Select and reproduce each line of the listing below that bears the string "with".
— BEGIN —
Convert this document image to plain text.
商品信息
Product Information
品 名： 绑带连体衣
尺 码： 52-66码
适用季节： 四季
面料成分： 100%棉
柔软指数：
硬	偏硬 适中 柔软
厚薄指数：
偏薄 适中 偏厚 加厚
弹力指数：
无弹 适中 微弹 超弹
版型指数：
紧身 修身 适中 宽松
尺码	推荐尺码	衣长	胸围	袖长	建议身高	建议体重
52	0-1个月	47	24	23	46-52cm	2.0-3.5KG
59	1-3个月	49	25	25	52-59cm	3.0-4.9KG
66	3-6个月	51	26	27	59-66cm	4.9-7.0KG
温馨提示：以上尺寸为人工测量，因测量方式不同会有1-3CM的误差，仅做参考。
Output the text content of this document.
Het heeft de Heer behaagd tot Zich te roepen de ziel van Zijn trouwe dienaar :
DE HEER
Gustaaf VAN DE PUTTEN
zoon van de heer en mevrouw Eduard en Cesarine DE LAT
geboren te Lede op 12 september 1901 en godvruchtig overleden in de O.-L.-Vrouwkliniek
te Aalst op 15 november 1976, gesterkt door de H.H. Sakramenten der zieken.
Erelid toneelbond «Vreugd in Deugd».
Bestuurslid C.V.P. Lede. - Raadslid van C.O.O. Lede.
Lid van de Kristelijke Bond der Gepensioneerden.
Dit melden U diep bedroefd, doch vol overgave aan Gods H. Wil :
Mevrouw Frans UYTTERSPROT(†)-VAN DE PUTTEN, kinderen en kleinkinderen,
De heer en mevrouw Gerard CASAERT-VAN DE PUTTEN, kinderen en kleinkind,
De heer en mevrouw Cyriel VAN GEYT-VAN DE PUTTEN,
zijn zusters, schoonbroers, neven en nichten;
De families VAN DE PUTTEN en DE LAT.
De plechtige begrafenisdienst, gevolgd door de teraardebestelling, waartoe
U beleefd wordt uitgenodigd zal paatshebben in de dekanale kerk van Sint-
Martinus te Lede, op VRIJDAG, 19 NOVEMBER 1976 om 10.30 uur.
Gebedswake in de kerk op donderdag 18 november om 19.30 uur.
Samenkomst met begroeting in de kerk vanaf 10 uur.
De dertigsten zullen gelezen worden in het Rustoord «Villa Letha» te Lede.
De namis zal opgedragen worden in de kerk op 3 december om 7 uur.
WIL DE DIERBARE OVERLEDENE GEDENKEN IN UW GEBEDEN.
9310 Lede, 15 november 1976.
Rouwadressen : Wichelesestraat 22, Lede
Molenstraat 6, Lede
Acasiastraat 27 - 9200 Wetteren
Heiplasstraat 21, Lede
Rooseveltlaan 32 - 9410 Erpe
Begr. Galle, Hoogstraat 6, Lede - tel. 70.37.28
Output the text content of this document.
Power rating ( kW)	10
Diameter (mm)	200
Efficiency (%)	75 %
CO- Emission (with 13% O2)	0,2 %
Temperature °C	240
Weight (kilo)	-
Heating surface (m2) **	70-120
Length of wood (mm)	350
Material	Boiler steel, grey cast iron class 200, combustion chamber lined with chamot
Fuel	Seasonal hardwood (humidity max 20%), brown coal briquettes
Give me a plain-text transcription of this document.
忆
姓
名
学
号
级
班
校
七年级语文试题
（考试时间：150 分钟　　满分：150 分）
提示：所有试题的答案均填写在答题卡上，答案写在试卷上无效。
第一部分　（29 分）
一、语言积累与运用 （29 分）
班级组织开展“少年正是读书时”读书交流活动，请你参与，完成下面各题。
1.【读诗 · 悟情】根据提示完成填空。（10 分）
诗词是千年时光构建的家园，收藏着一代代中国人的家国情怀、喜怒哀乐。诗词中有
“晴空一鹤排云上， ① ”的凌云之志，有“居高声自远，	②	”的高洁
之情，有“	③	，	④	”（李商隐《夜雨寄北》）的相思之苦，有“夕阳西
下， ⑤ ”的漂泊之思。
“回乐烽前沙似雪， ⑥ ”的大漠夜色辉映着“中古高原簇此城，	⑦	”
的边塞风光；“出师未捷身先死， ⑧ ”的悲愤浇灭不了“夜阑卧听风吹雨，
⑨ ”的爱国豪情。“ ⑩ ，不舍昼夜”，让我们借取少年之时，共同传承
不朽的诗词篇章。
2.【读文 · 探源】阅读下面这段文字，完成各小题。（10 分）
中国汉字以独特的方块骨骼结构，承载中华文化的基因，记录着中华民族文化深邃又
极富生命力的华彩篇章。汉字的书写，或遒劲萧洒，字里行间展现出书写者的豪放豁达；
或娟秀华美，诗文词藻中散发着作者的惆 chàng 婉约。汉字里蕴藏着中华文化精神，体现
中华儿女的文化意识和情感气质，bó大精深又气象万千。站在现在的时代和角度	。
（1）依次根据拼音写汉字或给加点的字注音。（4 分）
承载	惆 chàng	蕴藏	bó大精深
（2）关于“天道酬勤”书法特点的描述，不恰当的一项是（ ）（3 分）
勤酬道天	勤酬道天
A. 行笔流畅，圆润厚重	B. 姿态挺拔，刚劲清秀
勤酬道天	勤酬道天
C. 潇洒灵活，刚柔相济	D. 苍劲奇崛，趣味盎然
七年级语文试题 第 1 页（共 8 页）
— END —
SOLUTION TO THIS EXERCISE:
CO- Emission (with 13% O2)	0,2 %
Material	Boiler steel, grey cast iron class 200, combustion chamber lined with chamot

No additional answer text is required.